> Stored records:
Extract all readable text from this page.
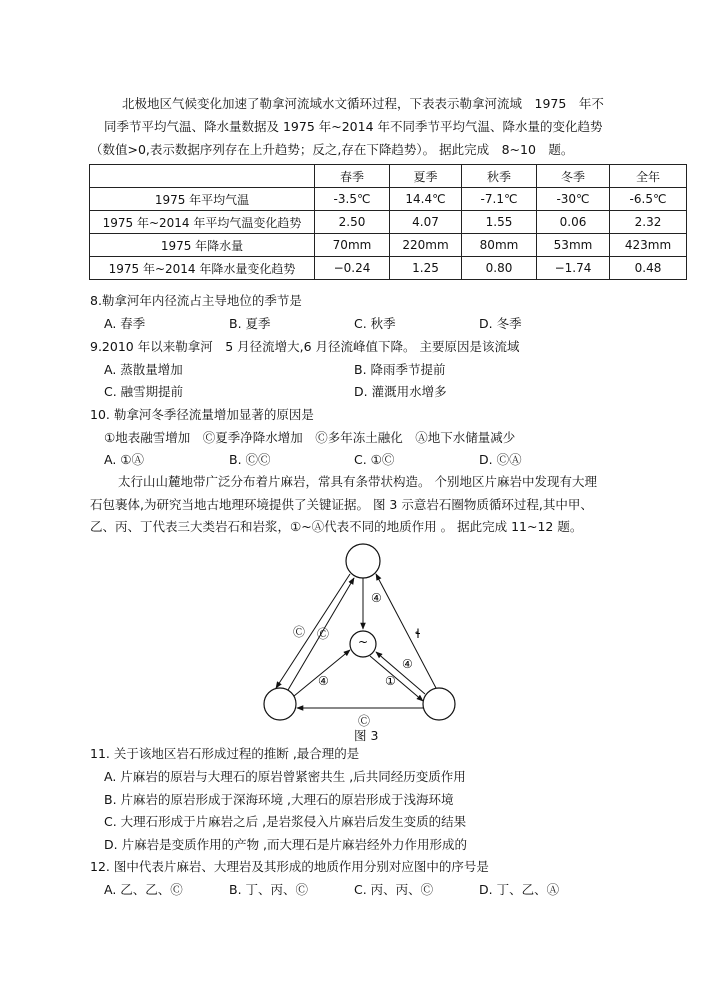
北极地区气候变化加速了勒拿河流域水文循环过程，下表表示勒拿河流域　1975　年不
同季节平均气温、降水量数据及 1975 年~2014 年不同季节平均气温、降水量的变化趋势
（数值>0,表示数据序列存在上升趋势；反之,存在下降趋势）。 据此完成　8~10　题。
	春季	夏季	秋季	冬季	全年
1975 年平均气温	-3.5℃	14.4℃	-7.1℃	-30℃	-6.5℃
1975 年~2014 年平均气温变化趋势	2.50	4.07	1.55	0.06	2.32
1975 年降水量	70mm	220mm	80mm	53mm	423mm
1975 年~2014 年降水量变化趋势	−0.24	1.25	0.80	−1.74	0.48
8.勒拿河年内径流占主导地位的季节是
A. 春季	B. 夏季	C. 秋季	D. 冬季
9.2010 年以来勒拿河　5 月径流增大,6 月径流峰值下降。 主要原因是该流域
A. 蒸散量增加	B. 降雨季节提前
C. 融雪期提前	D. 灌溉用水增多
10. 勒拿河冬季径流量增加显著的原因是
①地表融雪增加　Ⓒ夏季净降水增加　Ⓒ多年冻土融化　Ⓐ地下水储量减少
A. ①Ⓐ	B. ⒸⒸ	C. ①Ⓒ	D. ⒸⒶ
太行山山麓地带广泛分布着片麻岩，常具有条带状构造。 个别地区片麻岩中发现有大理
石包裹体,为研究当地古地理环境提供了关键证据。 图 3 示意岩石圈物质循环过程,其中甲、
乙、丙、丁代表三大类岩石和岩浆，①~Ⓐ代表不同的地质作用 。 据此完成 11~12 题。
④
Ⓒ Ⓒ
~
ɬ
④
①
④
Ⓒ
图 3
11. 关于该地区岩石形成过程的推断 ,最合理的是
A. 片麻岩的原岩与大理石的原岩曾紧密共生 ,后共同经历变质作用
B. 片麻岩的原岩形成于深海环境 ,大理石的原岩形成于浅海环境
C. 大理石形成于片麻岩之后 ,是岩浆侵入片麻岩后发生变质的结果
D. 片麻岩是变质作用的产物 ,而大理石是片麻岩经外力作用形成的
12. 图中代表片麻岩、大理岩及其形成的地质作用分别对应图中的序号是
A. 乙、乙、Ⓒ	B. 丁、丙、Ⓒ	C. 丙、丙、Ⓒ	D. 丁、乙、Ⓐ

> Do this:
Print all of the entries word for word. Omit the pictures they contain.

> Reply:
Extract all readable text from this page.
北极地区气候变化加速了勒拿河流域水文循环过程，下表表示勒拿河流域　1975　年不
同季节平均气温、降水量数据及 1975 年~2014 年不同季节平均气温、降水量的变化趋势
（数值>0,表示数据序列存在上升趋势；反之,存在下降趋势）。 据此完成　8~10　题。
	春季	夏季	秋季	冬季	全年
1975 年平均气温	-3.5℃	14.4℃	-7.1℃	-30℃	-6.5℃
1975 年~2014 年平均气温变化趋势	2.50	4.07	1.55	0.06	2.32
1975 年降水量	70mm	220mm	80mm	53mm	423mm
1975 年~2014 年降水量变化趋势	−0.24	1.25	0.80	−1.74	0.48
8.勒拿河年内径流占主导地位的季节是
A. 春季	B. 夏季	C. 秋季	D. 冬季
9.2010 年以来勒拿河　5 月径流增大,6 月径流峰值下降。 主要原因是该流域
A. 蒸散量增加	B. 降雨季节提前
C. 融雪期提前	D. 灌溉用水增多
10. 勒拿河冬季径流量增加显著的原因是
①地表融雪增加　Ⓒ夏季净降水增加　Ⓒ多年冻土融化　Ⓐ地下水储量减少
A. ①Ⓐ	B. ⒸⒸ	C. ①Ⓒ	D. ⒸⒶ
太行山山麓地带广泛分布着片麻岩，常具有条带状构造。 个别地区片麻岩中发现有大理
石包裹体,为研究当地古地理环境提供了关键证据。 图 3 示意岩石圈物质循环过程,其中甲、
乙、丙、丁代表三大类岩石和岩浆，①~Ⓐ代表不同的地质作用 。 据此完成 11~12 题。
④
Ⓒ Ⓒ
~
ɬ
④
①
④
Ⓒ
图 3
11. 关于该地区岩石形成过程的推断 ,最合理的是
A. 片麻岩的原岩与大理石的原岩曾紧密共生 ,后共同经历变质作用
B. 片麻岩的原岩形成于深海环境 ,大理石的原岩形成于浅海环境
C. 大理石形成于片麻岩之后 ,是岩浆侵入片麻岩后发生变质的结果
D. 片麻岩是变质作用的产物 ,而大理石是片麻岩经外力作用形成的
12. 图中代表片麻岩、大理岩及其形成的地质作用分别对应图中的序号是
A. 乙、乙、Ⓒ	B. 丁、丙、Ⓒ	C. 丙、丙、Ⓒ	D. 丁、乙、Ⓐ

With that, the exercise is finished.